Action item A:
Condense the paragraph of the asbestos excerpt that begins "The EPA attempted to ban asbestos in 1989" into a short bulleted list that keeps its main facts.
Action item B:
Transcribe everything in the asbestos excerpt from "Lawsuits multiplied as" down to "longer producing asbestos.".
Action item C:
According to the asbestos excerpt, in what year did Johns-Manville file for Chapter 11 bankruptcy?

Document excerpt:
* * * * * * * * *
4. Legal Battle and the Bankruptcy Shield (1970s–1980s)
Lawsuits multiplied as evidence of corporate knowledge and coverup became undeniable. Discovery of the Sumner Simpson papers proved intentional suppression of evidence. In 1982, Johns-Manville filed for Chapter 11 bankruptcy—not due to insolvency but to shield itself from litigation. Despite overwhelming evidence, the company survived and continues operating today, though no longer producing asbestos.
5. Failed Regulation and the 1% Rule
The EPA attempted to ban asbestos in 1989, but industry sued on technical grounds, arguing the EPA hadn't proven a ban was the only solution. Courts sided with industry in 1991. W.R. Grace's lobbying led to adoption of the '1% rule'—products with less than 1% asbestos were unregulated. This threshold, combined with the limitations of polarized light microscopy (PLM) detection, created massive blind spots in monitoring and enforcement.
6. Ground Zero and 9/11: A Real-World Test
The World Trade Center collapse exposed thousands to pulverized asbestos fibers. The EPA used PLM, which cannot detect the smallest fibers and struggles with particles under 1%. Researchers using transmission electron microscopy (TEM) found dangerous levels above EPA safety thresholds, but their results were removed from public websites and the researchers were terminated. New Yorkers were declared safe while exposed to significant asbestos contamination; over 6,700 9/11-related deaths have been linked to the exposure.
7. Hidden in Plain Sight: Consumer Products and Libby, Montana
Asbestos resurfaced in 2017 in Claire's cosmetics, children's toys, and talc-based products because asbestos naturally contaminates other minerals like talc and vermiculite during mining. W.R. Grace's Libby, Montana mine exposed 21 million Americans to amphibole asbestos through vermiculite used in insulation and potting soil. The company suppressed warnings for 30 years; by 1999, nearly 200 deaths had occurred in a town of 3,000. The EPA declared it the worst industrial poisoning in U.S. history in 2009.
* * * * * * * * *
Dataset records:

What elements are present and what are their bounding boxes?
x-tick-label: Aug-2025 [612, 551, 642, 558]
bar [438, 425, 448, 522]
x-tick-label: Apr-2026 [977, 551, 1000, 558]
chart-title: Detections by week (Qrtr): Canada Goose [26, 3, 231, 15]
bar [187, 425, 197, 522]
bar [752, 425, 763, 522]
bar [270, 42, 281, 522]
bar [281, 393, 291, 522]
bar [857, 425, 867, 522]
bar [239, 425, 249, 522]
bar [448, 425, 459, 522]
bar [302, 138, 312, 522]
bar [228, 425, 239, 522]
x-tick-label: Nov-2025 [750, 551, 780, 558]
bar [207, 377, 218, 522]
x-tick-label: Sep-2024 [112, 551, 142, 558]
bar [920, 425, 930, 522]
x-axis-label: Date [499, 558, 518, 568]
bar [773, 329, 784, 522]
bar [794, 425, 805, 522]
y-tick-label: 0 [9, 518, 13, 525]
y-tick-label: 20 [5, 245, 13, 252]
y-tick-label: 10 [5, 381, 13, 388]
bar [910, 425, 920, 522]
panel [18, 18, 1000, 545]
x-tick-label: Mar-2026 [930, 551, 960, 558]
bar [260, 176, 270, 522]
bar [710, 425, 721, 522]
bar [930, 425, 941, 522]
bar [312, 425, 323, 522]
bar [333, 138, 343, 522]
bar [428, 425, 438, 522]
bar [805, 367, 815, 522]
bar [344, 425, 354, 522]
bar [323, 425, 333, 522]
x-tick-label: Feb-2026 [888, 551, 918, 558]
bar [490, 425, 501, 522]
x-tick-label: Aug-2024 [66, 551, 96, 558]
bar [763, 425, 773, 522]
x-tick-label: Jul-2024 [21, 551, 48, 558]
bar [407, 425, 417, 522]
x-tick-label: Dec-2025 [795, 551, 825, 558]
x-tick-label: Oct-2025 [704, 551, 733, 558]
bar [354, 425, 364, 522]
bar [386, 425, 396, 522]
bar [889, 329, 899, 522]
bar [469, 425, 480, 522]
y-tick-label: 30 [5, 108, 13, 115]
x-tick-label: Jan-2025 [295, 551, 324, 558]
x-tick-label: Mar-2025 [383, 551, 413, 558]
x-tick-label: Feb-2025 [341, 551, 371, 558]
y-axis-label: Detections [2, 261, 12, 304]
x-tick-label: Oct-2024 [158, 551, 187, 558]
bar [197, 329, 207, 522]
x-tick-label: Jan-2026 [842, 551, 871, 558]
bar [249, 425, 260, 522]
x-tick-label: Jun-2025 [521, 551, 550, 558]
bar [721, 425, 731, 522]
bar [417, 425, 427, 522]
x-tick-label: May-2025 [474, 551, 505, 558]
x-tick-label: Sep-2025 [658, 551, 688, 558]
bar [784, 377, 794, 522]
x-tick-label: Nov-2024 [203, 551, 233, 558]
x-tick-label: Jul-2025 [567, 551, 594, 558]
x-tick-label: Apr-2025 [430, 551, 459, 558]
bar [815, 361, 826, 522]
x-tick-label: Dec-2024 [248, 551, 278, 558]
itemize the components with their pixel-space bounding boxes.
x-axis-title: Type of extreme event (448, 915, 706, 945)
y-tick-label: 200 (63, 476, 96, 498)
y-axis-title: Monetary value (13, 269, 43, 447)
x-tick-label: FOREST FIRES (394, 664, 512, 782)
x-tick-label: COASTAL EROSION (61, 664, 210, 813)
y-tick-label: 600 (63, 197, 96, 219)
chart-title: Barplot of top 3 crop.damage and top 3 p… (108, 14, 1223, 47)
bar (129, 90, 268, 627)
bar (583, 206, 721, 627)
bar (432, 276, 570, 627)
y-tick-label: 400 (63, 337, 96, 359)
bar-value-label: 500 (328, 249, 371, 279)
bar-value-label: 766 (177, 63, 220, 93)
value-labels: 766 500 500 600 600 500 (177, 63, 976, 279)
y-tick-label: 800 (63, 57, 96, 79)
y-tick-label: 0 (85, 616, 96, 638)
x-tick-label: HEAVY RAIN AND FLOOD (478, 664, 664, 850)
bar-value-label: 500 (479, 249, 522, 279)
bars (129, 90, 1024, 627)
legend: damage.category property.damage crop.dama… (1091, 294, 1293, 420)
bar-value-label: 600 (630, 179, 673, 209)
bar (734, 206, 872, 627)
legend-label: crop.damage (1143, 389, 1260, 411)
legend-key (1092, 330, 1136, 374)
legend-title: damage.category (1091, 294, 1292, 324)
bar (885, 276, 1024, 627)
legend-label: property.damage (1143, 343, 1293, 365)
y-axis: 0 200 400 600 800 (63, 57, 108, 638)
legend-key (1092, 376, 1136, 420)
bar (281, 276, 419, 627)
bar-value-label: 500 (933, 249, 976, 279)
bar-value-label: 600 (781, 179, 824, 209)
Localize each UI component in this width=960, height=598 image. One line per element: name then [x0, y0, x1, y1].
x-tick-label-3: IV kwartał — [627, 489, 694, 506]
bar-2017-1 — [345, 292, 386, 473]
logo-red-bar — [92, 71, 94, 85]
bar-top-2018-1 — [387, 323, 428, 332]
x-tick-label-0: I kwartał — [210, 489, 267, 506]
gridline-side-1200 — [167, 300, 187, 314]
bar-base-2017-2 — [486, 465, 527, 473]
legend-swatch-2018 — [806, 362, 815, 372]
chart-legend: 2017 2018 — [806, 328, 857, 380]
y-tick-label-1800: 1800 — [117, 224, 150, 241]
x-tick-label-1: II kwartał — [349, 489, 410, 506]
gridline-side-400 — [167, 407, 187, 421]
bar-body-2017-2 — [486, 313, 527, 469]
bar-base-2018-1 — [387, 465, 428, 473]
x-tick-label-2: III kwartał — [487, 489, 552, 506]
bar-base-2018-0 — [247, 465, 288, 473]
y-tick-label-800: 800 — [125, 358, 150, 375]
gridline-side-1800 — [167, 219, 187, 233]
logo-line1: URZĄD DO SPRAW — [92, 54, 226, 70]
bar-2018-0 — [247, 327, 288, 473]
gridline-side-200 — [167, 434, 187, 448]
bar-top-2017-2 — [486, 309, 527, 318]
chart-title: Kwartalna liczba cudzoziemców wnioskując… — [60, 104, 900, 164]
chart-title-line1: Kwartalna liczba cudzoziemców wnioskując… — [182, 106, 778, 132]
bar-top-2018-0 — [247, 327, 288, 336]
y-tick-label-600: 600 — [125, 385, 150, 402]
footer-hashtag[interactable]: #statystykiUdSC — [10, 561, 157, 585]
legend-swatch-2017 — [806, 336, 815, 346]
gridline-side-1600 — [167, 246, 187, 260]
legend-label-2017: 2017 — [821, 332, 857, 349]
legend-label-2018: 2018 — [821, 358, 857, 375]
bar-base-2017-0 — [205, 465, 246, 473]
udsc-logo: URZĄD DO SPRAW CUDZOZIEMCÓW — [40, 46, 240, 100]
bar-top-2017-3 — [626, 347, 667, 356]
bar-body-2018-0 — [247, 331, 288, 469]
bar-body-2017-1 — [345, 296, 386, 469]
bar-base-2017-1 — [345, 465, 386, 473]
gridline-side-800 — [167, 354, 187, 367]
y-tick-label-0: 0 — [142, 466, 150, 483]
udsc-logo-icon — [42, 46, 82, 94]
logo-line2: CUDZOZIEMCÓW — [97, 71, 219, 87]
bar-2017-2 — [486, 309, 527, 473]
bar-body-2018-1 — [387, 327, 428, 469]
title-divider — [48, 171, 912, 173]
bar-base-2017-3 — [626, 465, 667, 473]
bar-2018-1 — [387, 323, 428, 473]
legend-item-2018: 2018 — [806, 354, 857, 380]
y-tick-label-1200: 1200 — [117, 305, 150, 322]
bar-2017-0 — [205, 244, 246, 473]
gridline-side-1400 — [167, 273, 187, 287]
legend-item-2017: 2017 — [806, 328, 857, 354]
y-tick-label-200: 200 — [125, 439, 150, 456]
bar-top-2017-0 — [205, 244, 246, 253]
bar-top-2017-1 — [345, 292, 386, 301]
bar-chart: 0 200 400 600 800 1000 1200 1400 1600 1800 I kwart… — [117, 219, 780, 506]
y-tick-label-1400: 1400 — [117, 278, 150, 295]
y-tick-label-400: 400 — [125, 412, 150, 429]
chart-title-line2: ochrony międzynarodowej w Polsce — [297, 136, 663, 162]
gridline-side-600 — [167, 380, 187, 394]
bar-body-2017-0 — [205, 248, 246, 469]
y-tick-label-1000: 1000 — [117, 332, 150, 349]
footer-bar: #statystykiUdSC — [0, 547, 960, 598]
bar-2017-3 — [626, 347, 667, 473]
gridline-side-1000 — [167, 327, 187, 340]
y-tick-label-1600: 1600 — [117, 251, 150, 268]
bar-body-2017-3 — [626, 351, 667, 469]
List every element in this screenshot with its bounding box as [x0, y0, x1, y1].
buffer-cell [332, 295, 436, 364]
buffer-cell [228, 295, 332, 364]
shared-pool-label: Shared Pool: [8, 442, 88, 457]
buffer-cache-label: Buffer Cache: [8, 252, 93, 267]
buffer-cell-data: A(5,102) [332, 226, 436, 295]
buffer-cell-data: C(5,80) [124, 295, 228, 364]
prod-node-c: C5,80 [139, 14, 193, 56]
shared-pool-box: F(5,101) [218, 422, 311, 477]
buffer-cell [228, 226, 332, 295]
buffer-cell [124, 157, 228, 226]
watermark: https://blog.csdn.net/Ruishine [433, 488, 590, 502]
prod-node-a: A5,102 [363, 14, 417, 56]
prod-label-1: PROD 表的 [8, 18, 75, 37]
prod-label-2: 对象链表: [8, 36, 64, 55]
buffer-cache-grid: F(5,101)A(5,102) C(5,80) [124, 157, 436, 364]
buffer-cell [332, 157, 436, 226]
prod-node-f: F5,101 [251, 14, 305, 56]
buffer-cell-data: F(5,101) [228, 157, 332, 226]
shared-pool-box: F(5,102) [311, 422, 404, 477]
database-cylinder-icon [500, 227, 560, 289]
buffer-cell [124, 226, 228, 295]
* * * * * * * * *
Exercise solution A:
- The EPA tried to ban asbestos in 1989.
- Industry sued on technical grounds, arguing the EPA hadn't proven a ban was the only solution, and courts sided with industry in 1991.
- W.R. Grace's lobbying led to the "1% rule," which left products with less than 1% asbestos unregulated.
- That threshold, together with the limits of polarized light microscopy (PLM) detection, created massive blind spots in monitoring and enforcement.

Exercise solution B:
Lawsuits multiplied as evidence of corporate knowledge and coverup became undeniable. Discovery of the Sumner Simpson papers proved intentional suppression of evidence. In 1982, Johns-Manville filed for Chapter 11 bankruptcy—not due to insolvency but to shield itself from litigation. Despite overwhelming evidence, the company survived and continues operating today, though no longer producing asbestos.

Exercise solution C:
1982